- SOURCE MATERIAL -
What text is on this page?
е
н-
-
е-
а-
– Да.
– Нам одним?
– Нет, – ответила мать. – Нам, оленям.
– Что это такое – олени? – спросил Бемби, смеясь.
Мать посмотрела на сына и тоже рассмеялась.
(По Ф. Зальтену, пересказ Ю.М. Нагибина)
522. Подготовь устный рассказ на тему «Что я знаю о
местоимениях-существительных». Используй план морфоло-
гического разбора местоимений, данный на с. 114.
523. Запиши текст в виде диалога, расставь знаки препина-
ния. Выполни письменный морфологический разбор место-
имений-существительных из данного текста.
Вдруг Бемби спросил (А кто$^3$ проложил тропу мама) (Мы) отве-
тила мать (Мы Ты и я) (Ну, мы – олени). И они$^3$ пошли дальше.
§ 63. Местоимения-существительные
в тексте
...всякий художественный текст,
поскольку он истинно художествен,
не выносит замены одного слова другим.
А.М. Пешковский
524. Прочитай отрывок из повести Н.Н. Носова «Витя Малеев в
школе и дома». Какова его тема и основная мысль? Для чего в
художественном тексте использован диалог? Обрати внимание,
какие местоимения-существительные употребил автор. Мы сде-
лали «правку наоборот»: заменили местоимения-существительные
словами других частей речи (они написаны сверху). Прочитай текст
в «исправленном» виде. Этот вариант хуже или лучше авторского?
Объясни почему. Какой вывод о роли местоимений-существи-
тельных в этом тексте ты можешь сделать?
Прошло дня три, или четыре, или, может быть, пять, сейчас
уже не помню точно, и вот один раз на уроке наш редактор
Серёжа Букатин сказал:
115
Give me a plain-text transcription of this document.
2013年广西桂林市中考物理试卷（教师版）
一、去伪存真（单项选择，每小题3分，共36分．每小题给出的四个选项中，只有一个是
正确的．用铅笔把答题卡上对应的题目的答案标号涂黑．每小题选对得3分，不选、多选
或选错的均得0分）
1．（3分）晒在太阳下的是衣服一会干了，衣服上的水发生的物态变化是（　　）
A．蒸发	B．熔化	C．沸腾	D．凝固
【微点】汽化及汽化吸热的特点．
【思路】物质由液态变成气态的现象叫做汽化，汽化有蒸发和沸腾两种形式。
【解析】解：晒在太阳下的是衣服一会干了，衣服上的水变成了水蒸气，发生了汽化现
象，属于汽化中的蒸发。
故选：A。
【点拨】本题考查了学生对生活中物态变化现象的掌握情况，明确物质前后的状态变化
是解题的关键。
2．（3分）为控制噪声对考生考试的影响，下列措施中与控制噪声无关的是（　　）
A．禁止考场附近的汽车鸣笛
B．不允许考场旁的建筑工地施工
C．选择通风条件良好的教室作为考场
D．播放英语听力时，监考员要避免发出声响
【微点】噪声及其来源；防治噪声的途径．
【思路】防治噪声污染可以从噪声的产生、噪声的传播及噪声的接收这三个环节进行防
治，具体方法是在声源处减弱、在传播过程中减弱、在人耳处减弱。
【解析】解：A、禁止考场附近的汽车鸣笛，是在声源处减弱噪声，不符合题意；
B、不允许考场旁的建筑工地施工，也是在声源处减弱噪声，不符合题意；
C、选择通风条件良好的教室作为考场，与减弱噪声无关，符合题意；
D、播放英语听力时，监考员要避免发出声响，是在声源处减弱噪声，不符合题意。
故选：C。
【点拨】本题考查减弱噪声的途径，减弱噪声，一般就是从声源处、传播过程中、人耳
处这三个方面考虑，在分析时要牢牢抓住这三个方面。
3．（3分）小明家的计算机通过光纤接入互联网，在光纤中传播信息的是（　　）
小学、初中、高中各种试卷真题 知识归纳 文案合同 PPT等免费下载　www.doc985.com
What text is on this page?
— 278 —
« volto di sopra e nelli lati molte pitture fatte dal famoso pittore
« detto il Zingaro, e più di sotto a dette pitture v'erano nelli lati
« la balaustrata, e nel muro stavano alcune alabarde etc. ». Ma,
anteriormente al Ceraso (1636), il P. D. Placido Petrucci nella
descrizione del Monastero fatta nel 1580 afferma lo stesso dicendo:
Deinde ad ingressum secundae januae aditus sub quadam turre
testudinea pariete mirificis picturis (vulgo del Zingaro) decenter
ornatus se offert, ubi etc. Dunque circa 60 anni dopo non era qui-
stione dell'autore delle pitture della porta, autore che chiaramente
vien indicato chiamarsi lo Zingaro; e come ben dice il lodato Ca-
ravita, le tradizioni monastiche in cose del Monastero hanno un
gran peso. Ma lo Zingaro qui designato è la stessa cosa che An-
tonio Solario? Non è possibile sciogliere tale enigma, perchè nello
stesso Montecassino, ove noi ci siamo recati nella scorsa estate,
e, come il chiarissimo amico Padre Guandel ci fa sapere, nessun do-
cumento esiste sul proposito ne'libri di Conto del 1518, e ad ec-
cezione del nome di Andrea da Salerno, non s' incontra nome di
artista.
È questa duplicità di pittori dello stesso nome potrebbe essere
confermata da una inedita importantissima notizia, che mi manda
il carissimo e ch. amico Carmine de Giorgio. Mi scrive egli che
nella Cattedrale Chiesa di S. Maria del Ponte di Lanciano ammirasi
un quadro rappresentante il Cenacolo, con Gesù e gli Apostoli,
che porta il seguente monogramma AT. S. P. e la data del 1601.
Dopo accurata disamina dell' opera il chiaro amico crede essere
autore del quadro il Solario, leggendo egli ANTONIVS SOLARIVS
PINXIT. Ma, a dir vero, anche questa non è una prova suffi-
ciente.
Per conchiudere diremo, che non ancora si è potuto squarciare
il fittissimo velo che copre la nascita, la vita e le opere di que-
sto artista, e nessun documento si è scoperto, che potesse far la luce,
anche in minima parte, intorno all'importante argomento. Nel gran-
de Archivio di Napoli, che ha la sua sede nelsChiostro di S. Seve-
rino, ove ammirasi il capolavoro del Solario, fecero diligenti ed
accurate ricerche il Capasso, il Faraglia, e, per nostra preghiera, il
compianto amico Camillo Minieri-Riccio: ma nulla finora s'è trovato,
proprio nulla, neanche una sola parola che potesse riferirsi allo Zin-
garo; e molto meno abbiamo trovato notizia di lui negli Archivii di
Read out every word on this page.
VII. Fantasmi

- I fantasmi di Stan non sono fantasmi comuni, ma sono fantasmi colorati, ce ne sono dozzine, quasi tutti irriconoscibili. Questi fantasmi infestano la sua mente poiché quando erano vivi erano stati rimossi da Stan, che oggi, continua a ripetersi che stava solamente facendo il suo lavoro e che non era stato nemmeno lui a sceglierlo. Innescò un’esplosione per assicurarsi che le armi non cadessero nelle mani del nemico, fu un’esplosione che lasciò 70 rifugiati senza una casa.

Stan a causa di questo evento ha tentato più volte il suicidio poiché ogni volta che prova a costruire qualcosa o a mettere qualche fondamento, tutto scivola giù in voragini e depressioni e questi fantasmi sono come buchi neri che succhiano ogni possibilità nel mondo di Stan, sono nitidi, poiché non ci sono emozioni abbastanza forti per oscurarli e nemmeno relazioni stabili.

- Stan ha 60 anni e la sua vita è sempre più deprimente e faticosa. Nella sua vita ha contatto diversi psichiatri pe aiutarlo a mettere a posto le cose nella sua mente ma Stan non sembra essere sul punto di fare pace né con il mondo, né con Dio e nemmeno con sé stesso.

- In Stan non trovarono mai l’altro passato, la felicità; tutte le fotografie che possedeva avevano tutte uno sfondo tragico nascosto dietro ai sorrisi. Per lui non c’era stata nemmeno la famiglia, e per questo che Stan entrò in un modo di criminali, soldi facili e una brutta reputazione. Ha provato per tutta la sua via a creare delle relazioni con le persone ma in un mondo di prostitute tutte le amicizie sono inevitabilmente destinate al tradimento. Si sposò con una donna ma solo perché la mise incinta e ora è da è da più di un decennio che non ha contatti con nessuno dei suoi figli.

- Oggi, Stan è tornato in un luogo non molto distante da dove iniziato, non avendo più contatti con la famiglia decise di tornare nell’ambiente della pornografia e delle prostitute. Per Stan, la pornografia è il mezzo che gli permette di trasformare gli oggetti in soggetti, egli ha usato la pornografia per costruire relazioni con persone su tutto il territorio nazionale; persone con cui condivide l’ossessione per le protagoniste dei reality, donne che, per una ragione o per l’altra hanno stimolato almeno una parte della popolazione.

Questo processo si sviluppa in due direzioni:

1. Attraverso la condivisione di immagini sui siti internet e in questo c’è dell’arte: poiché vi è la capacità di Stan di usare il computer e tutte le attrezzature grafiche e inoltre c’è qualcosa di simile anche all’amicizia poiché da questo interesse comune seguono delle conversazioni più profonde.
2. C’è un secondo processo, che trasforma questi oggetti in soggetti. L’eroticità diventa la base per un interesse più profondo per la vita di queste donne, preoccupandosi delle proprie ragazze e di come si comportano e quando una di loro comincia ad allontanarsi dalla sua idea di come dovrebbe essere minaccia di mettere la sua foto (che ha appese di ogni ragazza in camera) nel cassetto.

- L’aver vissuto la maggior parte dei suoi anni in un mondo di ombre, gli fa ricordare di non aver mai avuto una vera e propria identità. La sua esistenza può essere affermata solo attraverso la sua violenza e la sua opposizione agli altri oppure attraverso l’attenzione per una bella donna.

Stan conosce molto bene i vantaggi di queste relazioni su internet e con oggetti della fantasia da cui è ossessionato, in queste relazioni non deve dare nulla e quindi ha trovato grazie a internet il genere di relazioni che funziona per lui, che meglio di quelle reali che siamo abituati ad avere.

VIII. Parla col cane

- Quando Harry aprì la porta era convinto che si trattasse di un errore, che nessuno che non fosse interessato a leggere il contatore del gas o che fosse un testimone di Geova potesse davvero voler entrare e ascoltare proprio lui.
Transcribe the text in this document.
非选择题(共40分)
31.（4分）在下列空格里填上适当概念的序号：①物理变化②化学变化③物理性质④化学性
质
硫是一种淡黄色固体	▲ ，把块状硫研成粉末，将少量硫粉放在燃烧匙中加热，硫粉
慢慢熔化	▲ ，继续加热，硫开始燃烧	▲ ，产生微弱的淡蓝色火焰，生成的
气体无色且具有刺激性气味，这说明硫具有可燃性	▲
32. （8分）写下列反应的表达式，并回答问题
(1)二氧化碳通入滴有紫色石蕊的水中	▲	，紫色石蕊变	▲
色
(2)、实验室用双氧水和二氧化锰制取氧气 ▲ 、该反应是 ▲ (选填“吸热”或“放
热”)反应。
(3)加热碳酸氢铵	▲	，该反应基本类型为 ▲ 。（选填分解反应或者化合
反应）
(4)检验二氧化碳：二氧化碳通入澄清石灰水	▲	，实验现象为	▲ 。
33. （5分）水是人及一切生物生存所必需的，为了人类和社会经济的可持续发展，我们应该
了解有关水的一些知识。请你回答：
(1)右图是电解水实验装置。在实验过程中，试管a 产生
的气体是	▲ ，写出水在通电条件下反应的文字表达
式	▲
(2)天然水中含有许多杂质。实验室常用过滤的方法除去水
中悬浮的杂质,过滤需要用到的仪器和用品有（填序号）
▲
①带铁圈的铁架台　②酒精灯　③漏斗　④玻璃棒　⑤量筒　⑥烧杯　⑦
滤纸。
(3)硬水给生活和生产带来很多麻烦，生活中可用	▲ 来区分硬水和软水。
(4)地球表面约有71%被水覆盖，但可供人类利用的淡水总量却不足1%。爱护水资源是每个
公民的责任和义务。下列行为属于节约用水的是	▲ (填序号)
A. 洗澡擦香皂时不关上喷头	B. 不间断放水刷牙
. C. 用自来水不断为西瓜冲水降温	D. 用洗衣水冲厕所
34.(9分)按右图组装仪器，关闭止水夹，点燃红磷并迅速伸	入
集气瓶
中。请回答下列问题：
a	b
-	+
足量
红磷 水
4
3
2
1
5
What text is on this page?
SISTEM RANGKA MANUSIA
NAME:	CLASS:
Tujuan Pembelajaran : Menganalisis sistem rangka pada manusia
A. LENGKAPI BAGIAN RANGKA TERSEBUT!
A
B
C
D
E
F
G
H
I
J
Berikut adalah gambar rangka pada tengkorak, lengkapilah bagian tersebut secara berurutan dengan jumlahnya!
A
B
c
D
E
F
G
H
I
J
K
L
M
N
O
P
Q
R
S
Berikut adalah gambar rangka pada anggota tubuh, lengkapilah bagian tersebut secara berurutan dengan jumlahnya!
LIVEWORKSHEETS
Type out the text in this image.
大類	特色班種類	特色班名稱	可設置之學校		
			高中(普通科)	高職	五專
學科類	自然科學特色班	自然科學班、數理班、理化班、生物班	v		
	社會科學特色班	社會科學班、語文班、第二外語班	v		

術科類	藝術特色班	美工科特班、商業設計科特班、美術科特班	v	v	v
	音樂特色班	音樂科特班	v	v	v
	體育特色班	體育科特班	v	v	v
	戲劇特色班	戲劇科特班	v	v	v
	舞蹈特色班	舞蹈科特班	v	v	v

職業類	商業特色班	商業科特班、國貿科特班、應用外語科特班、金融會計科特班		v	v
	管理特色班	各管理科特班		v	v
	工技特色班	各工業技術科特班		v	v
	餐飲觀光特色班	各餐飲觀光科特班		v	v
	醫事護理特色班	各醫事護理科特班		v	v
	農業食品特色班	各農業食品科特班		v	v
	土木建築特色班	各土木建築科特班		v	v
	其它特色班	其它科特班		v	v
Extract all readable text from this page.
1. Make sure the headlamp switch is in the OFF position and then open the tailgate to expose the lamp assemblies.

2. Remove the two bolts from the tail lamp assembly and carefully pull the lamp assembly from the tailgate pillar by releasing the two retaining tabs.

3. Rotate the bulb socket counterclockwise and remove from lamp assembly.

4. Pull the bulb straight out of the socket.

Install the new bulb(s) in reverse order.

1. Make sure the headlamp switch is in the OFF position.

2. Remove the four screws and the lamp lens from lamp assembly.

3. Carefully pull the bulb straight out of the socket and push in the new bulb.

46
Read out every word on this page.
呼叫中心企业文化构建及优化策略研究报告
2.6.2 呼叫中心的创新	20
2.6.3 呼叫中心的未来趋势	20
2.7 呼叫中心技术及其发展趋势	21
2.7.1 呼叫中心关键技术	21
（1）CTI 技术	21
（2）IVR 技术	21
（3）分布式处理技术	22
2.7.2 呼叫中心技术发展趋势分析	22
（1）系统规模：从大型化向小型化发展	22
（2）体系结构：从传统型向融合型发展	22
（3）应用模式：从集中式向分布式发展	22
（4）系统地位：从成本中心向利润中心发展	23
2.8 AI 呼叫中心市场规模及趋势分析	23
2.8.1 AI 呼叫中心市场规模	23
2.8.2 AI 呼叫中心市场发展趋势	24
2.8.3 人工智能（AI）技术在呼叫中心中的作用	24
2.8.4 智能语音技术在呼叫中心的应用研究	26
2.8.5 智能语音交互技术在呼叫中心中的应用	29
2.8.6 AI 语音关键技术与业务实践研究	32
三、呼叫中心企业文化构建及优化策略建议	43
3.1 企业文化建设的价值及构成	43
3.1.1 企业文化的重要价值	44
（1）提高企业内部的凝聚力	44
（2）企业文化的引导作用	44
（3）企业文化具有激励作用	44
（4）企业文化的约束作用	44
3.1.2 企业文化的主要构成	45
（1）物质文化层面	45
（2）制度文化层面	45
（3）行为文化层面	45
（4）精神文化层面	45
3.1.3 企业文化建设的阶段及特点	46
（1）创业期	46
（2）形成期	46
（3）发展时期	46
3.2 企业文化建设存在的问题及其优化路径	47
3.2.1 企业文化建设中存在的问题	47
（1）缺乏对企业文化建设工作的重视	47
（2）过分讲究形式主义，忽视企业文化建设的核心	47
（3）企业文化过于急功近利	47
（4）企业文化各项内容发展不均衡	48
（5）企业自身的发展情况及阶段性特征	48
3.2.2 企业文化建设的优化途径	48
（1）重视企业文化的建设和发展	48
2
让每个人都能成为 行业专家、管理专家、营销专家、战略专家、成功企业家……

- TO BE DONE -
Copy each line that contains the word "dengan".

- SOLUTION TO THIS PROBLEM -
Berikut adalah gambar rangka pada tengkorak, lengkapilah bagian tersebut secara berurutan dengan jumlahnya!
Berikut adalah gambar rangka pada anggota tubuh, lengkapilah bagian tersebut secara berurutan dengan jumlahnya!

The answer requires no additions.